## REQUIRED TASK
Using the records below, count the lines with "JSON" in them. Give the number only.

Records from a data collection:
▬▬▬▬▬▬

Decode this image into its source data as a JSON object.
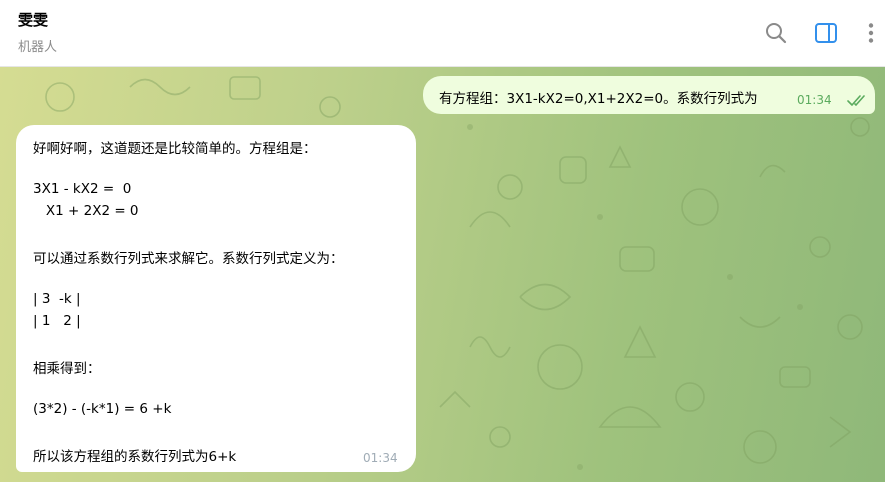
{
  "header": {
    "title": "雯雯",
    "subtitle": "机器人",
    "icons": [
      "search-icon",
      "sidebar-toggle-icon",
      "more-vertical-icon"
    ],
    "accent_color": "#3390ec"
  },
  "messages": {
    "outgoing": {
      "text": "有方程组：3X1-kX2=0,X1+2X2=0。系数行列式为",
      "time": "01:34",
      "status_icon": "double-check-icon"
    },
    "incoming": {
      "lines": [
        "好啊好啊，这道题还是比较简单的。方程组是：",
        "",
        "3X1 - kX2 =  0",
        "   X1 + 2X2 = 0",
        "",
        "可以通过系数行列式来求解它。系数行列式定义为：",
        "",
        "| 3  -k |",
        "| 1   2 |",
        "",
        "相乘得到：",
        "",
        "(3*2) - (-k*1) = 6 +k",
        "",
        "所以该方程组的系数行列式为6+k"
      ],
      "time": "01:34"
    }
  }
}
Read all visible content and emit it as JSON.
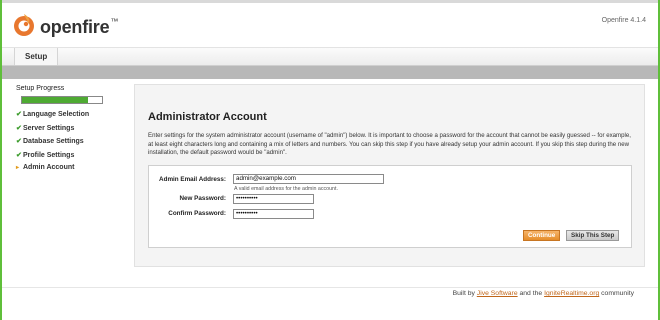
{
  "header": {
    "logo_text": "openfire",
    "version": "Openfire 4.1.4"
  },
  "nav": {
    "tab_label": "Setup"
  },
  "sidebar": {
    "title": "Setup Progress",
    "progress": 0.83,
    "steps": [
      {
        "label": "Language Selection",
        "status": "done"
      },
      {
        "label": "Server Settings",
        "status": "done"
      },
      {
        "label": "Database Settings",
        "status": "done"
      },
      {
        "label": "Profile Settings",
        "status": "done"
      },
      {
        "label": "Admin Account",
        "status": "current"
      }
    ]
  },
  "main": {
    "title": "Administrator Account",
    "description": "Enter settings for the system administrator account (username of \"admin\") below. It is important to choose a password for the account that cannot be easily guessed -- for example, at least eight characters long and containing a mix of letters and numbers. You can skip this step if you have already setup your admin account. If you skip this step during the new installation, the default password would be \"admin\".",
    "form": {
      "email_label": "Admin Email Address:",
      "email_value": "admin@example.com",
      "email_hint": "A valid email address for the admin account.",
      "new_password_label": "New Password:",
      "new_password_value": "••••••••••",
      "confirm_password_label": "Confirm Password:",
      "confirm_password_value": "••••••••••"
    },
    "buttons": {
      "continue": "Continue",
      "skip": "Skip This Step"
    }
  },
  "footer": {
    "prefix": "Built by ",
    "link1": "Jive Software",
    "middle": " and the ",
    "link2": "IgniteRealtime.org",
    "suffix": " community"
  },
  "colors": {
    "brand_orange": "#e8772e",
    "progress_green": "#4eaa33",
    "frame_green": "#5fbf3a"
  }
}
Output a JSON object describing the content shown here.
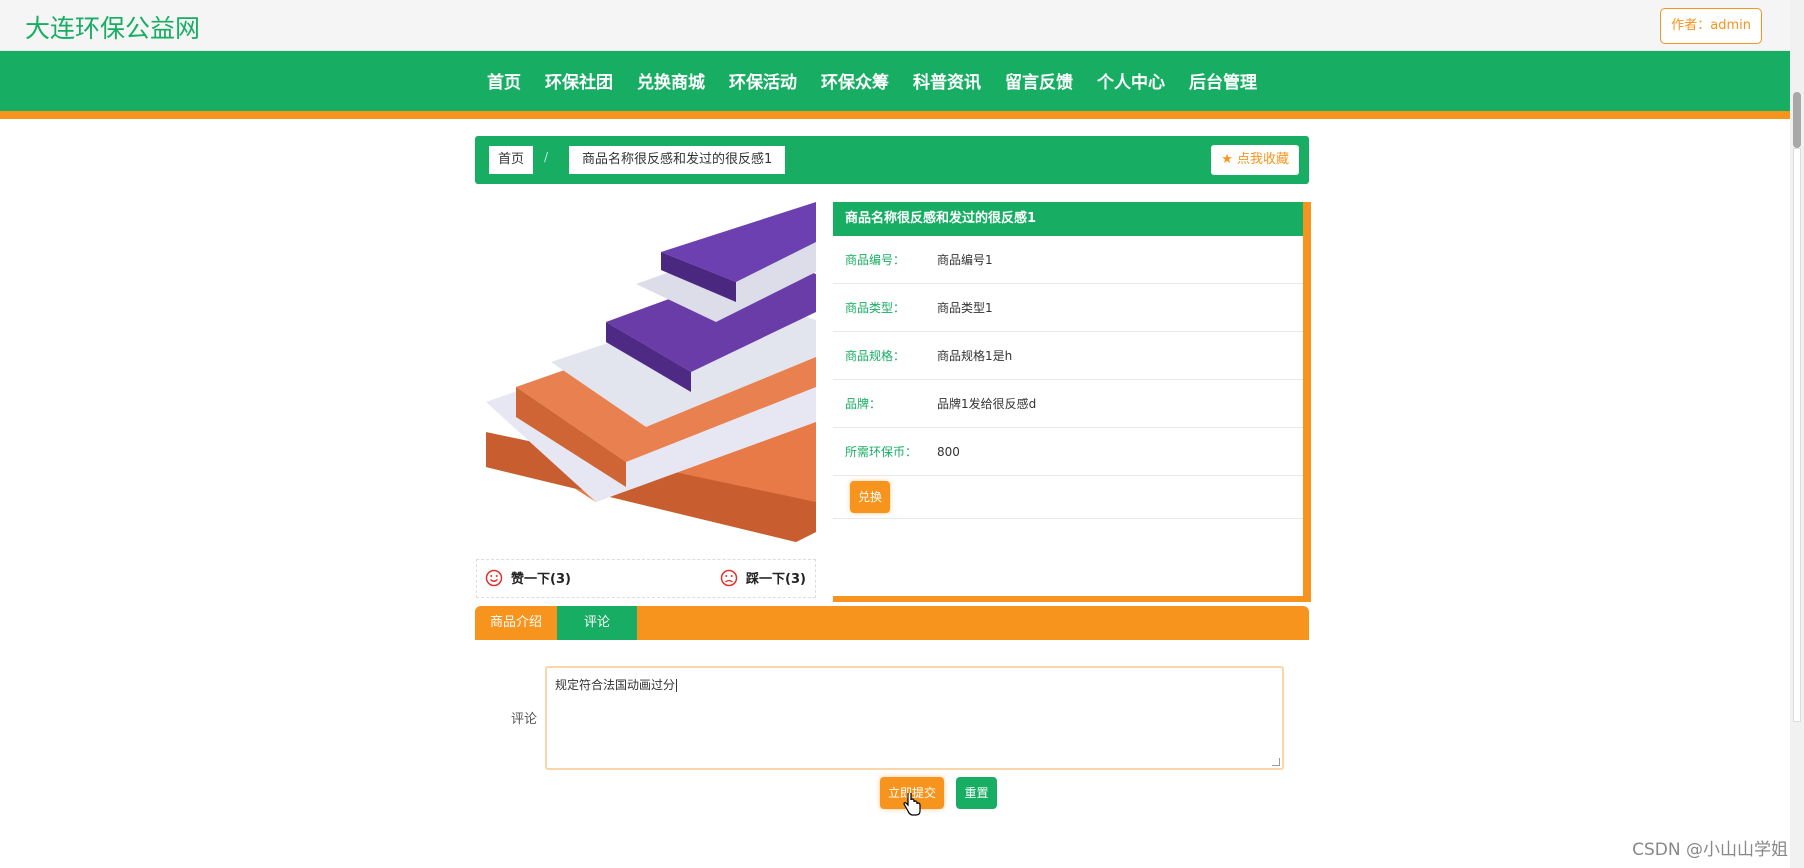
{
  "header": {
    "site_title": "大连环保公益网",
    "author": "作者：admin"
  },
  "nav": {
    "items": [
      "首页",
      "环保社团",
      "兑换商城",
      "环保活动",
      "环保众筹",
      "科普资讯",
      "留言反馈",
      "个人中心",
      "后台管理"
    ]
  },
  "breadcrumb": {
    "home": "首页",
    "separator": "/",
    "current": "商品名称很反感和发过的很反感1",
    "favorite": "点我收藏"
  },
  "product": {
    "title": "商品名称很反感和发过的很反感1",
    "fields": [
      {
        "label": "商品编号：",
        "value": "商品编号1"
      },
      {
        "label": "商品类型：",
        "value": "商品类型1"
      },
      {
        "label": "商品规格：",
        "value": "商品规格1是h"
      },
      {
        "label": "品牌：",
        "value": "品牌1发给很反感d"
      },
      {
        "label": "所需环保币：",
        "value": "800"
      }
    ],
    "exchange_label": "兑换"
  },
  "votes": {
    "like": "赞一下(3)",
    "dislike": "踩一下(3)"
  },
  "tabs": {
    "intro": "商品介绍",
    "comments": "评论"
  },
  "comment_form": {
    "label": "评论",
    "value": "规定符合法国动画过分",
    "submit": "立即提交",
    "reset": "重置"
  },
  "watermark": "CSDN @小山山学姐",
  "colors": {
    "green": "#17ad63",
    "orange": "#f7941d"
  }
}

▬▬▬▬▬▬

## ANSWER TO THIS EXERCISE
3